MATERIAL FOR THIS EXERCISE:
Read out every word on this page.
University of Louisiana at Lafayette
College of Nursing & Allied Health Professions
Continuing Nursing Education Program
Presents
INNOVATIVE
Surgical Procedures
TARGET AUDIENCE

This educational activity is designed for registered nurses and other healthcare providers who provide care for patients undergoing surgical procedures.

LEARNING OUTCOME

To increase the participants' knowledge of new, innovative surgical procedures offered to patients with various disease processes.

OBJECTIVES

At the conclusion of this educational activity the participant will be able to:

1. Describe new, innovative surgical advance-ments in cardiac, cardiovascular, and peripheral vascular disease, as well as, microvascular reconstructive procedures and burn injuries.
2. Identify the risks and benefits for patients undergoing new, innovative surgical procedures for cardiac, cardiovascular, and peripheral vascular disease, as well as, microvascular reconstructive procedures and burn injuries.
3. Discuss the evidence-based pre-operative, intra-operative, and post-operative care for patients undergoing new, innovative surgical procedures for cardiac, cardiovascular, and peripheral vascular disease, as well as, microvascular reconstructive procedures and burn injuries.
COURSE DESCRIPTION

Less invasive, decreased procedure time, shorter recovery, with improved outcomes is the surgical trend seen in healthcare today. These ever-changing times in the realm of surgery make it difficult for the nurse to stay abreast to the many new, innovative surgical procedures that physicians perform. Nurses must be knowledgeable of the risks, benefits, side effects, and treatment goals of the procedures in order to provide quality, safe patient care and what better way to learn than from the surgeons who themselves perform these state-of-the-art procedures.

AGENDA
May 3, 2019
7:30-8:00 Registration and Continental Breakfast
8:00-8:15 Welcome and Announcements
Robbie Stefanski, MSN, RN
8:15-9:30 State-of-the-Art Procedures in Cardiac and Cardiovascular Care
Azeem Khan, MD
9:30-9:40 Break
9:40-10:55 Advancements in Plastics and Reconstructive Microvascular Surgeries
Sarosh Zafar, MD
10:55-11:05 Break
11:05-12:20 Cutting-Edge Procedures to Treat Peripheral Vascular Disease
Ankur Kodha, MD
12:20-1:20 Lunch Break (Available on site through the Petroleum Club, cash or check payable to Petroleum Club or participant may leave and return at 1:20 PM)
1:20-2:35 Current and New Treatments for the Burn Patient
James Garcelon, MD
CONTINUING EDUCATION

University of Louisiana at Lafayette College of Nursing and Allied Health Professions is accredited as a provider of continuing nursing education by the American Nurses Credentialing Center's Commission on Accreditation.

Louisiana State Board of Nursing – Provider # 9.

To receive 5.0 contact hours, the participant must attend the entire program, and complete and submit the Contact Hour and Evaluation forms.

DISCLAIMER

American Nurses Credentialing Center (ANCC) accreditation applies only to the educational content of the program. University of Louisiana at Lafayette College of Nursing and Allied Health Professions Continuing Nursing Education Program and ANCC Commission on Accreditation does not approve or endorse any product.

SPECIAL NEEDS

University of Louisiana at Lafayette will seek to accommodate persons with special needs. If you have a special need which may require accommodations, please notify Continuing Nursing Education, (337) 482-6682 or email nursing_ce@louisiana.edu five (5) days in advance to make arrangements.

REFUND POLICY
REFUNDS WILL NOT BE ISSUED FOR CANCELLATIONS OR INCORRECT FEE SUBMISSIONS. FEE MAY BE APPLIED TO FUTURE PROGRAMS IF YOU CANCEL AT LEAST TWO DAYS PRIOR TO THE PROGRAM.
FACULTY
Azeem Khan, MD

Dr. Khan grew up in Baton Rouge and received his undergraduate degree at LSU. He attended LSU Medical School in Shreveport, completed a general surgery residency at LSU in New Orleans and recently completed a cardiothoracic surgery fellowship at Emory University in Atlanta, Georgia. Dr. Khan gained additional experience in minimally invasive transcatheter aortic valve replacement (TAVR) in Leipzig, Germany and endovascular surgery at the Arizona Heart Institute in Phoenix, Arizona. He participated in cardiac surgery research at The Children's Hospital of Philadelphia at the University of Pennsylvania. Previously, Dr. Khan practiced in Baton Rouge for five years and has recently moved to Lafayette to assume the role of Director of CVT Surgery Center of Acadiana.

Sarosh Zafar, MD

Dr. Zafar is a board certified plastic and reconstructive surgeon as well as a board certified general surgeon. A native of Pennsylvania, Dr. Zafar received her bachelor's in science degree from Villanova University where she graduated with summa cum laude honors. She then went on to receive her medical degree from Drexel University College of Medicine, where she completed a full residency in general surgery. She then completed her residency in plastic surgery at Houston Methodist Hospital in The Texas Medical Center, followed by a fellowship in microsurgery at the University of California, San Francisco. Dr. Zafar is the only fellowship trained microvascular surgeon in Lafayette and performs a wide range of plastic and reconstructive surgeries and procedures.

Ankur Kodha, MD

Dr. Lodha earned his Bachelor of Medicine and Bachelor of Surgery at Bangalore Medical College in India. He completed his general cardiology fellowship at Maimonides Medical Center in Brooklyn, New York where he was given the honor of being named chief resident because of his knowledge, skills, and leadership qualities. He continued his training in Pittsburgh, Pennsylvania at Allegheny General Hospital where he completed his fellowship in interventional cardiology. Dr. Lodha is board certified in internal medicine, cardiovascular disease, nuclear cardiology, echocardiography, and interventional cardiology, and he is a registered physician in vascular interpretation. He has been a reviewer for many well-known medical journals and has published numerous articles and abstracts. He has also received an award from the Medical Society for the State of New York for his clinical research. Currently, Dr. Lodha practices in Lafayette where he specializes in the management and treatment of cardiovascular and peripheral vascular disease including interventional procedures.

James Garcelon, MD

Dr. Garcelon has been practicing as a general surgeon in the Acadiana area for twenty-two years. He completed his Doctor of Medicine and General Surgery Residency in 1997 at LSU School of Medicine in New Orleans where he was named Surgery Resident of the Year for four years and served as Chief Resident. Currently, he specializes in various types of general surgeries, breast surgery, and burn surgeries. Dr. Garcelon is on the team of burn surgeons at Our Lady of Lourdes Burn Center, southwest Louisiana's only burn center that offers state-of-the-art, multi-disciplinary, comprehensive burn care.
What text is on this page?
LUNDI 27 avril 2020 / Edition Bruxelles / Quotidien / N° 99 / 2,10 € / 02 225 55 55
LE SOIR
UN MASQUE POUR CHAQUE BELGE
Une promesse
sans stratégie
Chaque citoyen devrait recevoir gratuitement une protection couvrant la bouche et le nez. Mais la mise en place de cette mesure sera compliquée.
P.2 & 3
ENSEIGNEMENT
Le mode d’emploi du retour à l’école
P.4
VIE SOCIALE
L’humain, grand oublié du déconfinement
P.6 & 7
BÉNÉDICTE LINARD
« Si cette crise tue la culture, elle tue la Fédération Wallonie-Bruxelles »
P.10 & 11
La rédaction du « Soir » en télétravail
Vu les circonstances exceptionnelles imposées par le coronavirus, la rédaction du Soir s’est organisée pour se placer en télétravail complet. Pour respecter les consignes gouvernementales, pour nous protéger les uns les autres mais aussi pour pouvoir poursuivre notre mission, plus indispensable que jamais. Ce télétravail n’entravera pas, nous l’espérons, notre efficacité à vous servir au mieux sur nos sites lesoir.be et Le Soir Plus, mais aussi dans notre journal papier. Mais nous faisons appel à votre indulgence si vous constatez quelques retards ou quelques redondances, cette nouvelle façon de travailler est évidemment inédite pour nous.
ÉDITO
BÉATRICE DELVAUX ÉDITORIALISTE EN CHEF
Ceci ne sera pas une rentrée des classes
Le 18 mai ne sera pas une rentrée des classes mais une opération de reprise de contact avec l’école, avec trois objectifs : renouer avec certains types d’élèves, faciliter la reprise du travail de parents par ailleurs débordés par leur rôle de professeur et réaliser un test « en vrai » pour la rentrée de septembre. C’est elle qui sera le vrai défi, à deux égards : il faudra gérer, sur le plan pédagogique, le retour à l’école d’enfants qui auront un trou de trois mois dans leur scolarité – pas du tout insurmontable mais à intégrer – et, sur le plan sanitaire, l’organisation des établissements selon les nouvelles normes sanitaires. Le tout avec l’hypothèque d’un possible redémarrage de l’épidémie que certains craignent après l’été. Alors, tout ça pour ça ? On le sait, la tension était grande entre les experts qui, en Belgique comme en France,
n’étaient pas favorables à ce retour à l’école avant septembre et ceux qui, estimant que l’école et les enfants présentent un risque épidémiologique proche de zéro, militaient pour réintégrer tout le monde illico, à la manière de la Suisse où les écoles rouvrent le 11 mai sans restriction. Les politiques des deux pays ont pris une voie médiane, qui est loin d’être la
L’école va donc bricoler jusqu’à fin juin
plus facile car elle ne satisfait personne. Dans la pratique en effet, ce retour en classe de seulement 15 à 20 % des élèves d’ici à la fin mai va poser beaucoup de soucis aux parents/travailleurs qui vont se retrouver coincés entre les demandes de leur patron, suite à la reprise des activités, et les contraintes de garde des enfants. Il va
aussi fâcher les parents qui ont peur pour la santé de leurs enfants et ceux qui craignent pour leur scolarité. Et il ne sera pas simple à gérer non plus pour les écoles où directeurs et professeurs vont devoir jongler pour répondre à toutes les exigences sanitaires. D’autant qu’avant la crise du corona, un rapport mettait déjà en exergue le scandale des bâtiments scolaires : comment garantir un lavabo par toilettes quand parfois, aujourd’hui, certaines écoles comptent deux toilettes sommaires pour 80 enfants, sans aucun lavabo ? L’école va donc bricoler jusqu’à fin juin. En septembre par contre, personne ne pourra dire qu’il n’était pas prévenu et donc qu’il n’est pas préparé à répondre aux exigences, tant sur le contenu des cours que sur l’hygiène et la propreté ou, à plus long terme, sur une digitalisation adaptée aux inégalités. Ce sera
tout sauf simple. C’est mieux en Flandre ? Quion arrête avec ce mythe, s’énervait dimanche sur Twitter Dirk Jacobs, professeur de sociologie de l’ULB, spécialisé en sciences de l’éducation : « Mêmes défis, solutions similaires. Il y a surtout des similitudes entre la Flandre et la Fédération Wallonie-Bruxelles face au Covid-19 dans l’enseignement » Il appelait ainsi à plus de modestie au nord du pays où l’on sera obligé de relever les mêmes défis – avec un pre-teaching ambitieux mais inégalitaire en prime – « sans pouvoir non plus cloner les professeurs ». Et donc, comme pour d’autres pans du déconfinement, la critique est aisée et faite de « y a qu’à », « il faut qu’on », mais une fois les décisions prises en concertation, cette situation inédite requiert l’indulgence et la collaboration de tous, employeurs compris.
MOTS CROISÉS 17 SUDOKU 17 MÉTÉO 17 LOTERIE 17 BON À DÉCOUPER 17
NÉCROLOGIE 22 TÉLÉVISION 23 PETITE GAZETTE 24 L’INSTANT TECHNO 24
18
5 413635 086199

PROBLEM REQUIREMENTS: The lines sought are those in the data above that include the string "page"; copy each one.

WRITTEN ANSWER:
Read out every word on this page.
What text is on this page?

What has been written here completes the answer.